What is required -> Take every line that has the string "page" and copy it out.

Extracted data entries:

######

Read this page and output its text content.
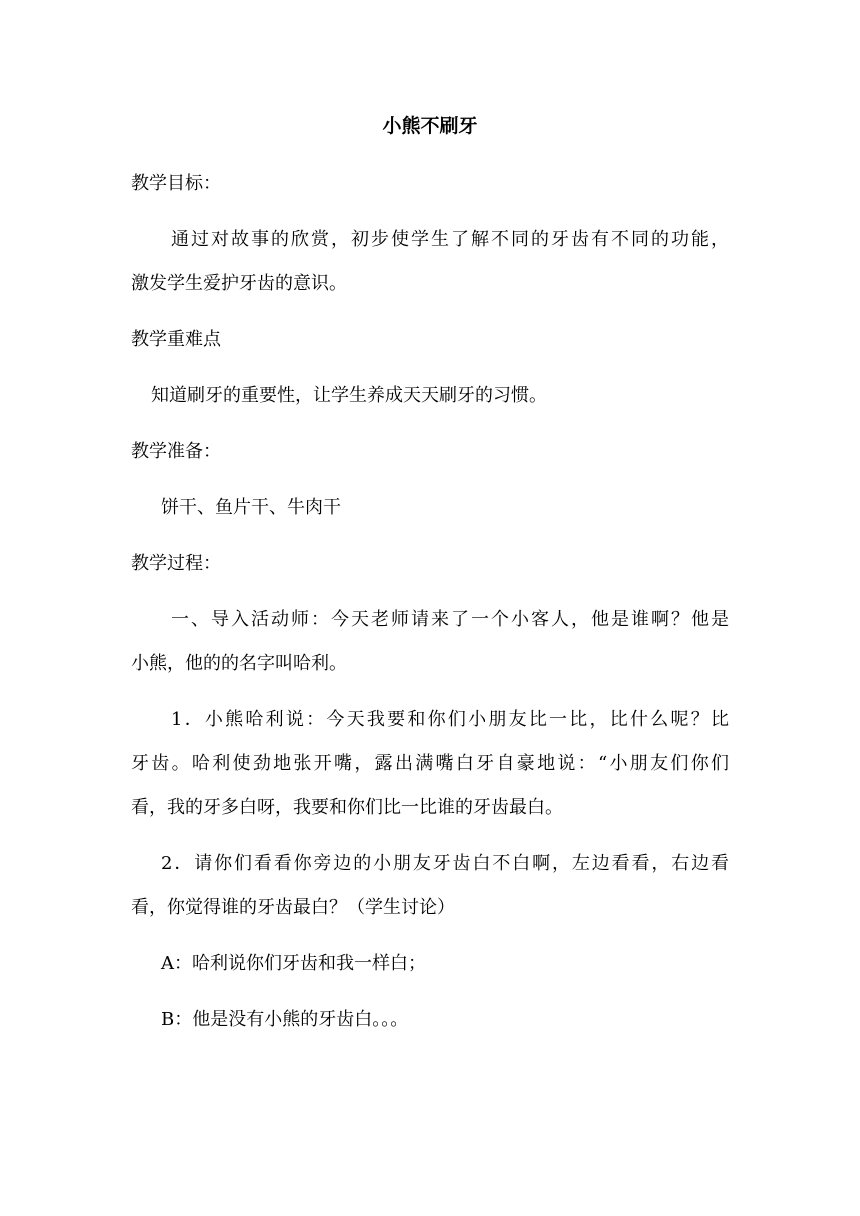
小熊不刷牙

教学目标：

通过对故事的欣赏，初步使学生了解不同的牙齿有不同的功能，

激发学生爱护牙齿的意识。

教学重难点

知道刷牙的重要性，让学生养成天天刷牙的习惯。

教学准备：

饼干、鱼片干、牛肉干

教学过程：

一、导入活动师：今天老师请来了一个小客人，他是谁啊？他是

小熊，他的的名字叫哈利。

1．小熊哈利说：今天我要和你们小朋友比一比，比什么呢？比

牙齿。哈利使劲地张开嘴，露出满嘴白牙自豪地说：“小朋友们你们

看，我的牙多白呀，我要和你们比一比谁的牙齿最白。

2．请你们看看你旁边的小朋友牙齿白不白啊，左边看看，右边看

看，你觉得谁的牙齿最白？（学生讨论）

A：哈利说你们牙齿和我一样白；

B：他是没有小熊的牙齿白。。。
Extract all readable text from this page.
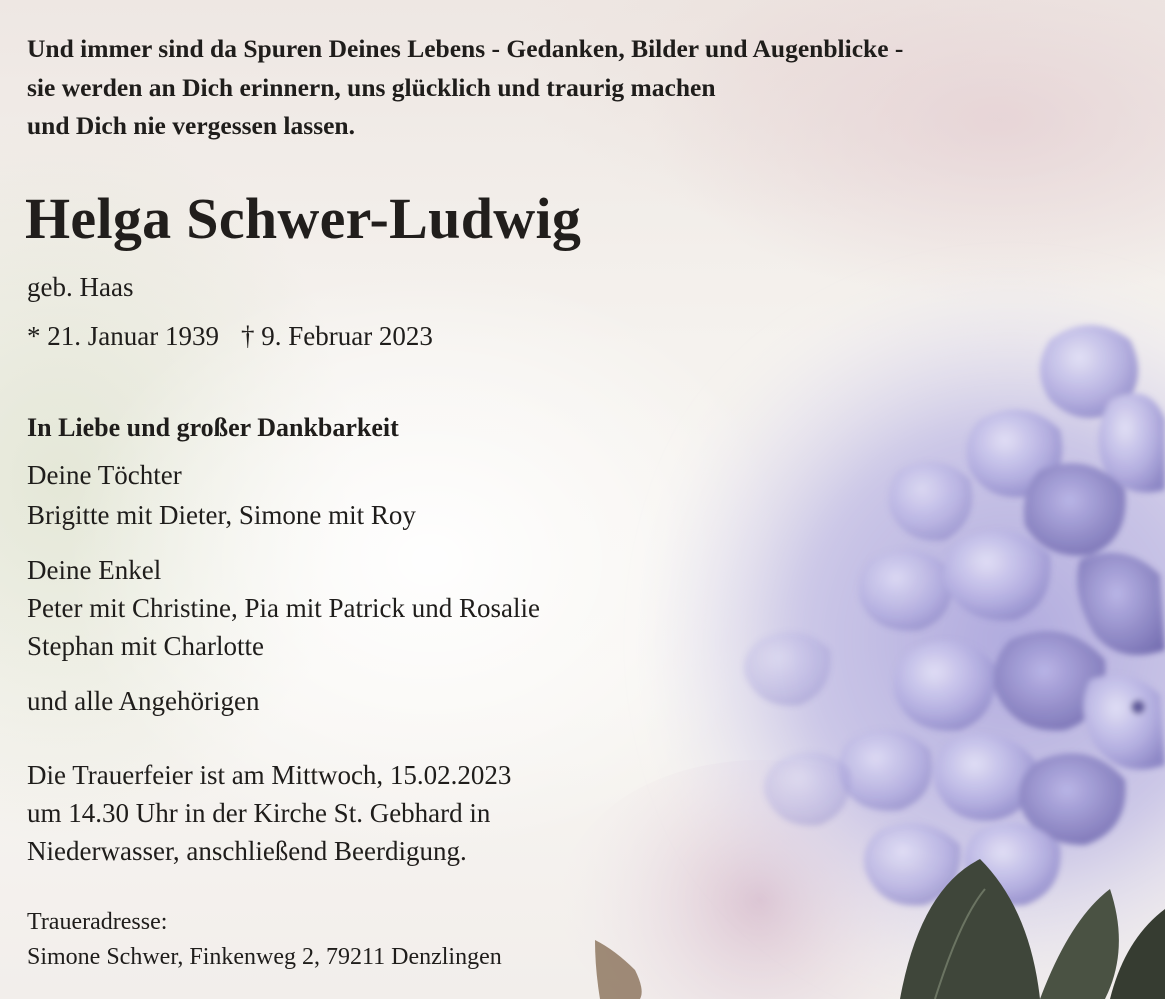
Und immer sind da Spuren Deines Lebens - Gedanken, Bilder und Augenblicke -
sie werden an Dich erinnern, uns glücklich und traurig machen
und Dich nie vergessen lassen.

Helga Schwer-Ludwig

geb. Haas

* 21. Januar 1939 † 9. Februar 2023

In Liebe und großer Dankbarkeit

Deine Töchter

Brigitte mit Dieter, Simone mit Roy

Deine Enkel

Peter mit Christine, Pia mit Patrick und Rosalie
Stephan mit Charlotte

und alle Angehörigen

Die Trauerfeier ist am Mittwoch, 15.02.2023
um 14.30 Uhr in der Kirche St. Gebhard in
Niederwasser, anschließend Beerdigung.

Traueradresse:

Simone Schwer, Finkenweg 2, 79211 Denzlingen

######

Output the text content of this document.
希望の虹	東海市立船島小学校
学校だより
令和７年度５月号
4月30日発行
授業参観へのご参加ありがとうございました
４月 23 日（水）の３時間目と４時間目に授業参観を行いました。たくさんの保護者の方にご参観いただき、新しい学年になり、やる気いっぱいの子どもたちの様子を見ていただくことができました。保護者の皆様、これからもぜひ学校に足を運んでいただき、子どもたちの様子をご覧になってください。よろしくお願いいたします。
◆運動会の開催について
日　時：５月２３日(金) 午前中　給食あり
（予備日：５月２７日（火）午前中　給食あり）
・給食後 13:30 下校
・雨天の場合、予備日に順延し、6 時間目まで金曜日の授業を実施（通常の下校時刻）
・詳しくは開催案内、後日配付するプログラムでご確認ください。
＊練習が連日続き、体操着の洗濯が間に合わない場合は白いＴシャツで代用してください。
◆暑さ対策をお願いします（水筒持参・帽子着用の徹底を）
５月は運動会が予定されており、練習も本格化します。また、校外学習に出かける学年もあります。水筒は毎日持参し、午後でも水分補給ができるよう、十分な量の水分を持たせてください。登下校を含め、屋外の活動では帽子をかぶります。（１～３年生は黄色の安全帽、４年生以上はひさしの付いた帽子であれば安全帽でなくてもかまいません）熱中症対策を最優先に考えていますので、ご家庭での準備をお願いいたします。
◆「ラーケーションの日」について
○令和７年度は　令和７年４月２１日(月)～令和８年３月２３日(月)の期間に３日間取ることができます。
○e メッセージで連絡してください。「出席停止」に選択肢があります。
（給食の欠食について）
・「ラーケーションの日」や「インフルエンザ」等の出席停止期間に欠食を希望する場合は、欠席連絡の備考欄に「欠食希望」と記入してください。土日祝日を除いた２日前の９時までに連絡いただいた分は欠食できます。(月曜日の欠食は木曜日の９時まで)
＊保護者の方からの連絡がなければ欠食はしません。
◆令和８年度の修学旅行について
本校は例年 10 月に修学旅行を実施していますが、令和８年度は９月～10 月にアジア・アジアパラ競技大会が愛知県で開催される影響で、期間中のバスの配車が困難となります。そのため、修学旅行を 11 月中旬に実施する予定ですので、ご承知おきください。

######

Output ->
Read this page and output its text content.
Extract all readable text from this page.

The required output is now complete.